Records about charts and figures:
----------------

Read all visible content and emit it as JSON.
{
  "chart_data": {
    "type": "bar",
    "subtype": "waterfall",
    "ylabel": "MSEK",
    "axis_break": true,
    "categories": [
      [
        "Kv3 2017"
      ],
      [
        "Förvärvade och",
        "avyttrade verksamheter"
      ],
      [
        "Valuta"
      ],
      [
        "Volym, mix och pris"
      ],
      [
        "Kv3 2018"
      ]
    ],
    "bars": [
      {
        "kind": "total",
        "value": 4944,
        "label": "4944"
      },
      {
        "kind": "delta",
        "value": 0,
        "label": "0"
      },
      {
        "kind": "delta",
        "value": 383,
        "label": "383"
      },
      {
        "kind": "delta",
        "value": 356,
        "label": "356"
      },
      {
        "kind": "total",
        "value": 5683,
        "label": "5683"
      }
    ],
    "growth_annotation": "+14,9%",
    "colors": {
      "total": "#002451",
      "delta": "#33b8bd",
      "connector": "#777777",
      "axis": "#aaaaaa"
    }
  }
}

----------------

*REQUIREMENT*. The whole listing above needs to be written out again exactly.

*EXERCISE RESPONSE*.
Read all visible content and emit it as JSON.
{
  "chart_data": {
    "type": "bar",
    "subtype": "waterfall",
    "ylabel": "MSEK",
    "axis_break": true,
    "categories": [
      [
        "Kv3 2017"
      ],
      [
        "Förvärvade och",
        "avyttrade verksamheter"
      ],
      [
        "Valuta"
      ],
      [
        "Volym, mix och pris"
      ],
      [
        "Kv3 2018"
      ]
    ],
    "bars": [
      {
        "kind": "total",
        "value": 4944,
        "label": "4944"
      },
      {
        "kind": "delta",
        "value": 0,
        "label": "0"
      },
      {
        "kind": "delta",
        "value": 383,
        "label": "383"
      },
      {
        "kind": "delta",
        "value": 356,
        "label": "356"
      },
      {
        "kind": "total",
        "value": 5683,
        "label": "5683"
      }
    ],
    "growth_annotation": "+14,9%",
    "colors": {
      "total": "#002451",
      "delta": "#33b8bd",
      "connector": "#777777",
      "axis": "#aaaaaa"
    }
  }
}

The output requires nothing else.